Every record below should be written out exactly; pictures stay out.
::: Data to use :::
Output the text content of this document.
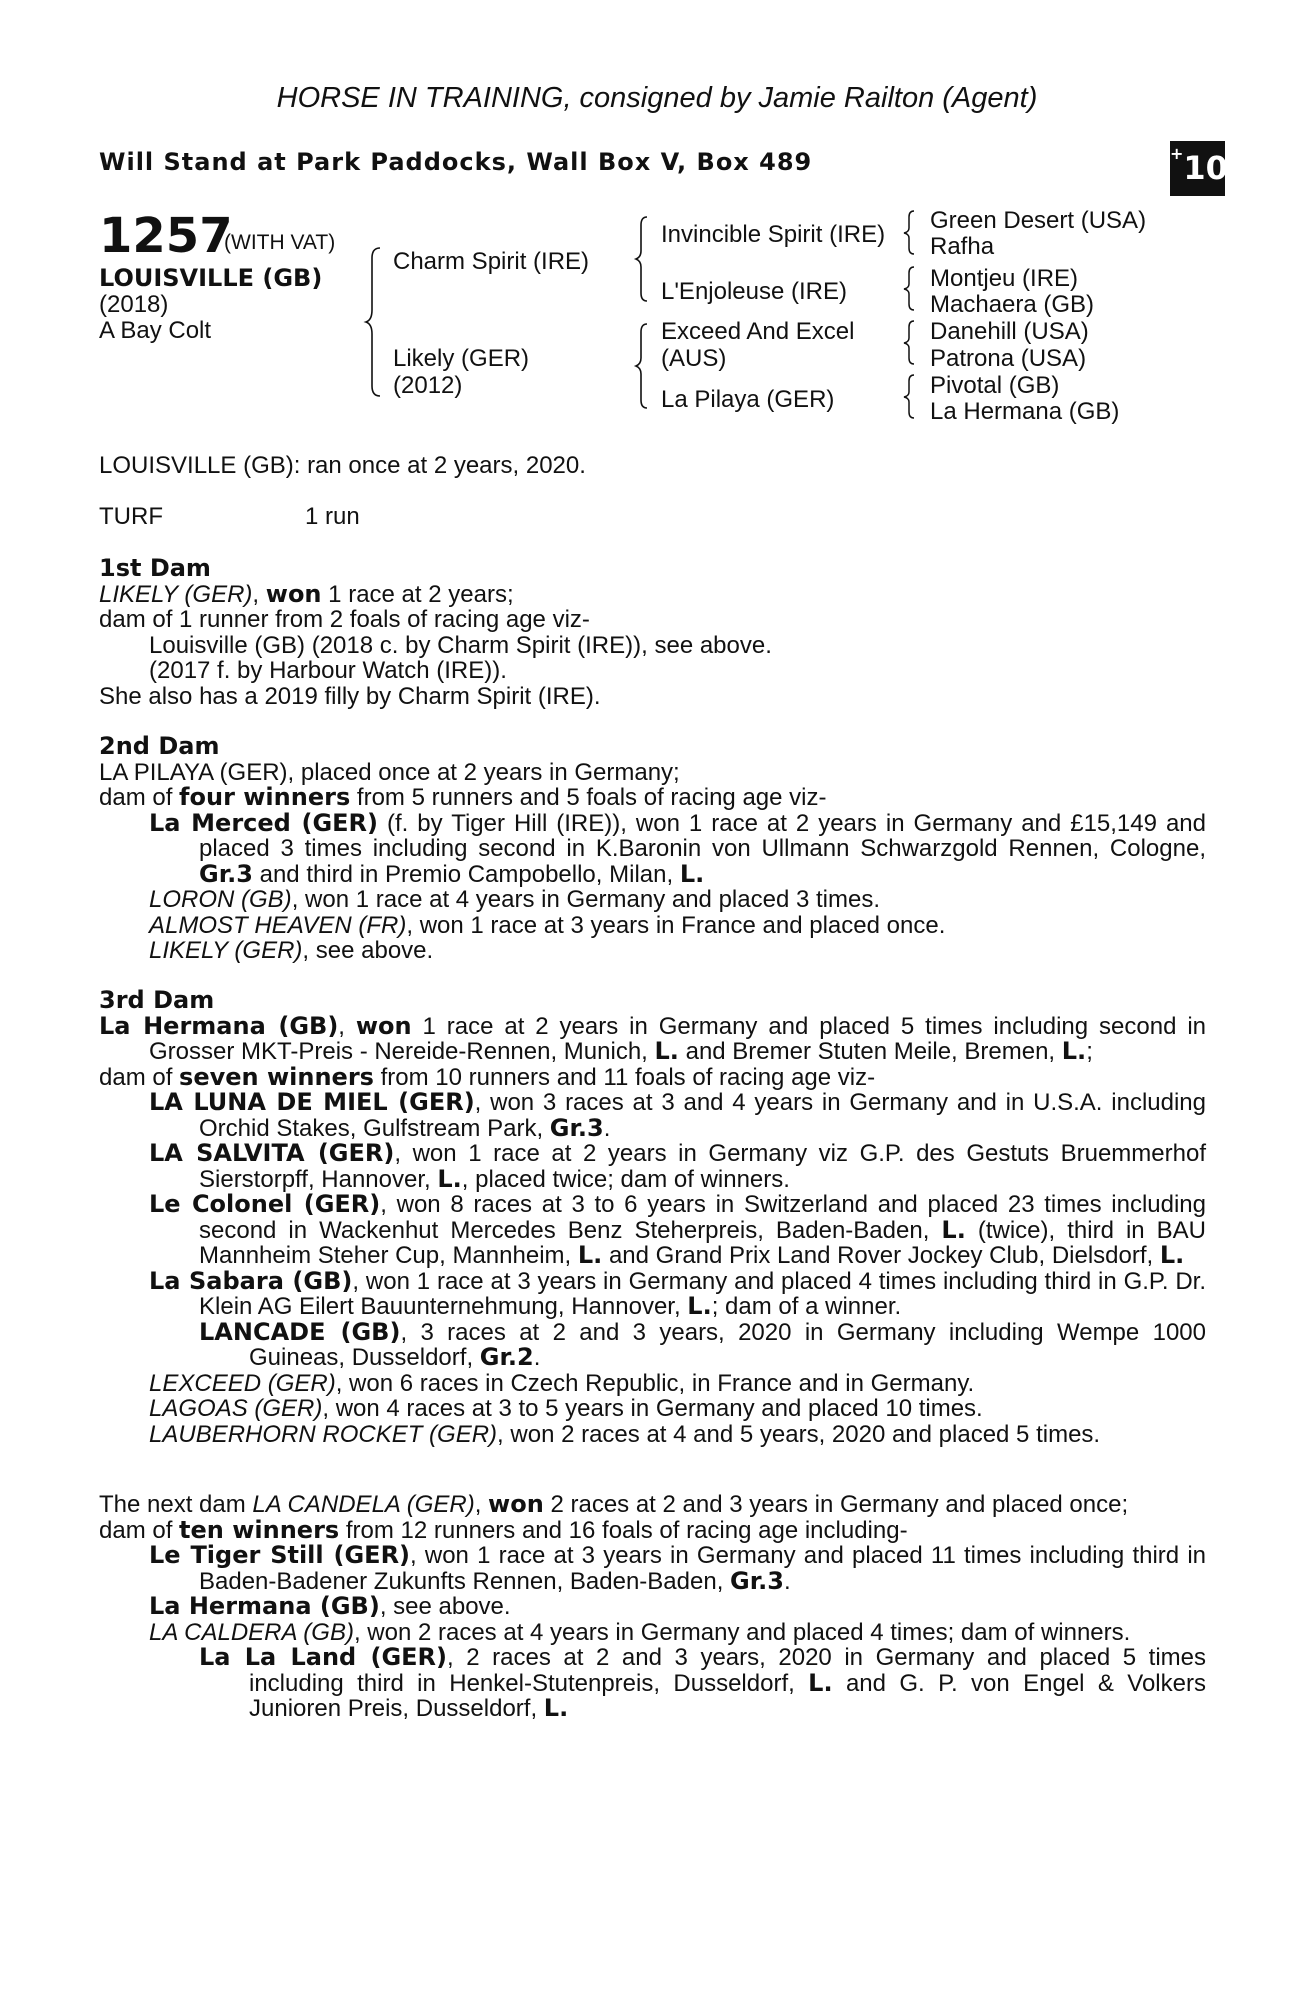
HORSE IN TRAINING, consigned by Jamie Railton (Agent)
Will Stand at Park Paddocks, Wall Box V, Box 489	+10
1257
(WITH VAT)
LOUISVILLE (GB)
(2018)
A Bay Colt
Charm Spirit (IRE)
Likely (GER)
(2012)
Invincible Spirit (IRE)
L'Enjoleuse (IRE)
Exceed And Excel
(AUS)
La Pilaya (GER)
Green Desert (USA)
Rafha
Montjeu (IRE)
Machaera (GB)
Danehill (USA)
Patrona (USA)
Pivotal (GB)
La Hermana (GB)
LOUISVILLE (GB): ran once at 2 years, 2020.
TURF	1 run

1st Dam

LIKELY (GER), won 1 race at 2 years;

dam of 1 runner from 2 foals of racing age viz-

Louisville (GB) (2018 c. by Charm Spirit (IRE)), see above.

(2017 f. by Harbour Watch (IRE)).

She also has a 2019 filly by Charm Spirit (IRE).

2nd Dam

LA PILAYA (GER), placed once at 2 years in Germany;

dam of four winners from 5 runners and 5 foals of racing age viz-

La Merced (GER) (f. by Tiger Hill (IRE)), won 1 race at 2 years in Germany and £15,149 and placed 3 times including second in K.Baronin von Ullmann Schwarzgold Rennen, Cologne, Gr.3 and third in Premio Campobello, Milan, L.

LORON (GB), won 1 race at 4 years in Germany and placed 3 times.

ALMOST HEAVEN (FR), won 1 race at 3 years in France and placed once.

LIKELY (GER), see above.

3rd Dam

La Hermana (GB), won 1 race at 2 years in Germany and placed 5 times including second in Grosser MKT-Preis - Nereide-Rennen, Munich, L. and Bremer Stuten Meile, Bremen, L.;

dam of seven winners from 10 runners and 11 foals of racing age viz-

LA LUNA DE MIEL (GER), won 3 races at 3 and 4 years in Germany and in U.S.A. including Orchid Stakes, Gulfstream Park, Gr.3.

LA SALVITA (GER), won 1 race at 2 years in Germany viz G.P. des Gestuts Bruemmerhof Sierstorpff, Hannover, L., placed twice; dam of winners.

Le Colonel (GER), won 8 races at 3 to 6 years in Switzerland and placed 23 times including second in Wackenhut Mercedes Benz Steherpreis, Baden-Baden, L. (twice), third in BAU Mannheim Steher Cup, Mannheim, L. and Grand Prix Land Rover Jockey Club, Dielsdorf, L.

La Sabara (GB), won 1 race at 3 years in Germany and placed 4 times including third in G.P. Dr. Klein AG Eilert Bauunternehmung, Hannover, L.; dam of a winner.

LANCADE (GB), 3 races at 2 and 3 years, 2020 in Germany including Wempe 1000 Guineas, Dusseldorf, Gr.2.

LEXCEED (GER), won 6 races in Czech Republic, in France and in Germany.

LAGOAS (GER), won 4 races at 3 to 5 years in Germany and placed 10 times.

LAUBERHORN ROCKET (GER), won 2 races at 4 and 5 years, 2020 and placed 5 times.

The next dam LA CANDELA (GER), won 2 races at 2 and 3 years in Germany and placed once;

dam of ten winners from 12 runners and 16 foals of racing age including-

Le Tiger Still (GER), won 1 race at 3 years in Germany and placed 11 times including third in Baden-Badener Zukunfts Rennen, Baden-Baden, Gr.3.

La Hermana (GB), see above.

LA CALDERA (GB), won 2 races at 4 years in Germany and placed 4 times; dam of winners.

La La Land (GER), 2 races at 2 and 3 years, 2020 in Germany and placed 5 times including third in Henkel-Stutenpreis, Dusseldorf, L. and G. P. von Engel & Volkers Junioren Preis, Dusseldorf, L.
:::
- [Written answer]:
Output the text content of this document.
HORSE IN TRAINING, consigned by Jamie Railton (Agent)
Will Stand at Park Paddocks, Wall Box V, Box 489	+10
1257
(WITH VAT)
LOUISVILLE (GB)
(2018)
A Bay Colt
Charm Spirit (IRE)
Likely (GER)
(2012)
Invincible Spirit (IRE)
L'Enjoleuse (IRE)
Exceed And Excel
(AUS)
La Pilaya (GER)
Green Desert (USA)
Rafha
Montjeu (IRE)
Machaera (GB)
Danehill (USA)
Patrona (USA)
Pivotal (GB)
La Hermana (GB)
LOUISVILLE (GB): ran once at 2 years, 2020.
TURF	1 run

1st Dam

LIKELY (GER), won 1 race at 2 years;

dam of 1 runner from 2 foals of racing age viz-

Louisville (GB) (2018 c. by Charm Spirit (IRE)), see above.

(2017 f. by Harbour Watch (IRE)).

She also has a 2019 filly by Charm Spirit (IRE).

2nd Dam

LA PILAYA (GER), placed once at 2 years in Germany;

dam of four winners from 5 runners and 5 foals of racing age viz-

La Merced (GER) (f. by Tiger Hill (IRE)), won 1 race at 2 years in Germany and £15,149 and placed 3 times including second in K.Baronin von Ullmann Schwarzgold Rennen, Cologne, Gr.3 and third in Premio Campobello, Milan, L.

LORON (GB), won 1 race at 4 years in Germany and placed 3 times.

ALMOST HEAVEN (FR), won 1 race at 3 years in France and placed once.

LIKELY (GER), see above.

3rd Dam

La Hermana (GB), won 1 race at 2 years in Germany and placed 5 times including second in Grosser MKT-Preis - Nereide-Rennen, Munich, L. and Bremer Stuten Meile, Bremen, L.;

dam of seven winners from 10 runners and 11 foals of racing age viz-

LA LUNA DE MIEL (GER), won 3 races at 3 and 4 years in Germany and in U.S.A. including Orchid Stakes, Gulfstream Park, Gr.3.

LA SALVITA (GER), won 1 race at 2 years in Germany viz G.P. des Gestuts Bruemmerhof Sierstorpff, Hannover, L., placed twice; dam of winners.

Le Colonel (GER), won 8 races at 3 to 6 years in Switzerland and placed 23 times including second in Wackenhut Mercedes Benz Steherpreis, Baden-Baden, L. (twice), third in BAU Mannheim Steher Cup, Mannheim, L. and Grand Prix Land Rover Jockey Club, Dielsdorf, L.

La Sabara (GB), won 1 race at 3 years in Germany and placed 4 times including third in G.P. Dr. Klein AG Eilert Bauunternehmung, Hannover, L.; dam of a winner.

LANCADE (GB), 3 races at 2 and 3 years, 2020 in Germany including Wempe 1000 Guineas, Dusseldorf, Gr.2.

LEXCEED (GER), won 6 races in Czech Republic, in France and in Germany.

LAGOAS (GER), won 4 races at 3 to 5 years in Germany and placed 10 times.

LAUBERHORN ROCKET (GER), won 2 races at 4 and 5 years, 2020 and placed 5 times.

The next dam LA CANDELA (GER), won 2 races at 2 and 3 years in Germany and placed once;

dam of ten winners from 12 runners and 16 foals of racing age including-

Le Tiger Still (GER), won 1 race at 3 years in Germany and placed 11 times including third in Baden-Badener Zukunfts Rennen, Baden-Baden, Gr.3.

La Hermana (GB), see above.

LA CALDERA (GB), won 2 races at 4 years in Germany and placed 4 times; dam of winners.

La La Land (GER), 2 races at 2 and 3 years, 2020 in Germany and placed 5 times including third in Henkel-Stutenpreis, Dusseldorf, L. and G. P. von Engel & Volkers Junioren Preis, Dusseldorf, L.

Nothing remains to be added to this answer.